If you want to do this well, you really should consider extending printf(). Sadly, the GNU library doesn't seem to support registering a corresponding scanf() format. — Toby Speight
– Toby Speight, Commented Feb 8 at 15:11
user1018684, given the explosion of BitInt integer types available now with C23, perhaps we should design 4 functions: signed to/from string, unsigned to/from string, that all take a bit-width n argument. This 128-bit set of yours is good, yet arbitrary width-n is not that much of an extension. Hmmm, maybe *printf() was already extended for that...? — chux
– chux, Commented Feb 9 at 21:51
@chux When I asked the question, I was actually expecting something like this to already be ready somewhere in the drawer. I don't know what C23 contains, do I have to worry that it defines the types without offering functions for them? — user1018684
– user1018684, Commented Feb 9 at 22:11

chux · Accepted Answer · 2025-02-08 16:55:35Z

Caller unable to detect no conversion

A call like strtou128(" -xyz"); simple returns 0 with no indication of a failed conversion.

TO-DO LIST
A. In the forum thread, how many functions does chux suggest designing, and what argument would they all take?
B. Do these statements agree with the forum thread? Answer yes or no for each, quoting the words that decide it.
(i) Toby Speight says the GNU library seems to support registering a corresponding scanf() format.
(ii) user1018684 says they don't know what C23 contains.
(iii) The accepted answer was posted by chux.
C. Copy word for word the part of the forum thread starting at "chux · Accepted" and ending at "a failed conversion.".

COLLECTED DATA
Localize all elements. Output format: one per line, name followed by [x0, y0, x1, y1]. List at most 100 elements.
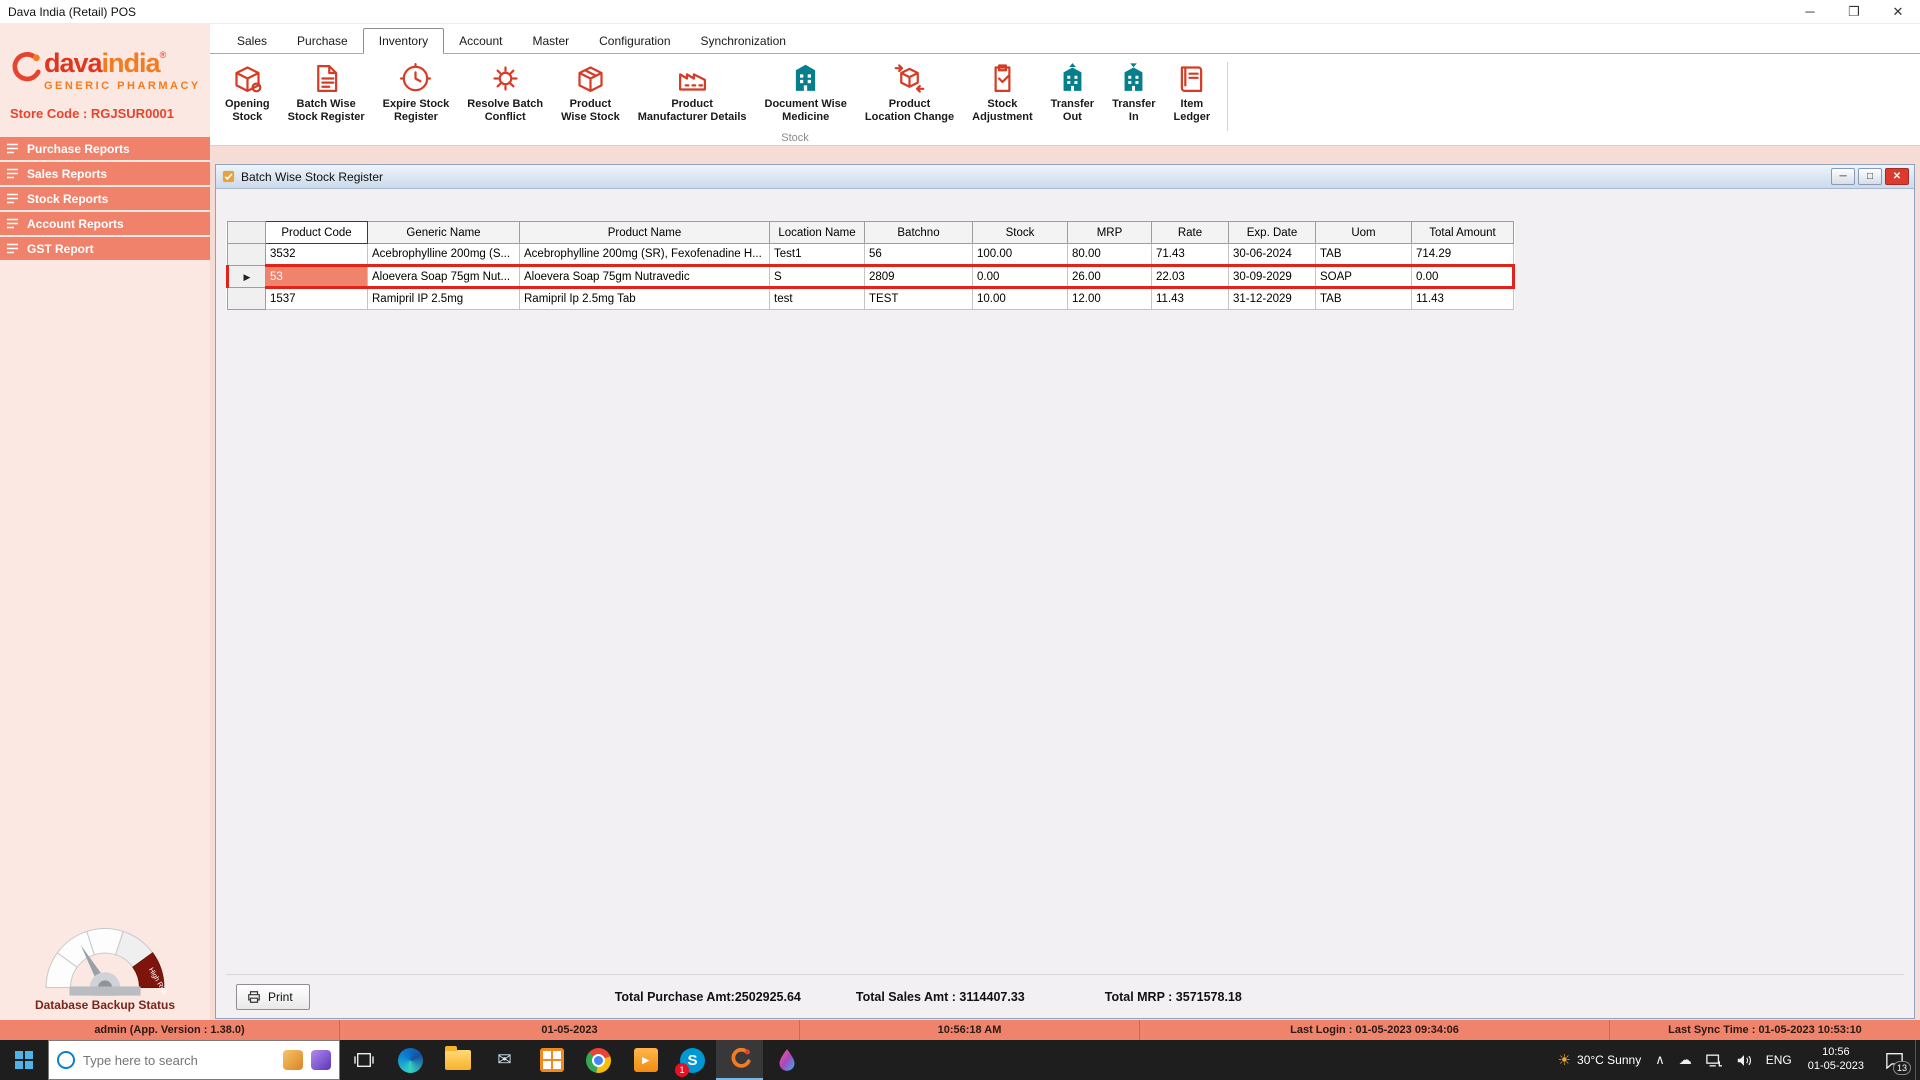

ANSWER SET
A. Four functions (signed to/from string and unsigned to/from string), all taking a bit-width n argument.

B.
(i) No: "the GNU library doesn't seem to support registering a corresponding scanf() format."
(ii) Yes: "I don't know what C23 contains"
(iii) Yes: "chux · Accepted Answer"

C.
chux · Accepted Answer · 2025-02-08 16:55:35Z

Caller unable to detect no conversion

A call like strtou128(" -xyz"); simple returns 0 with no indication of a failed conversion.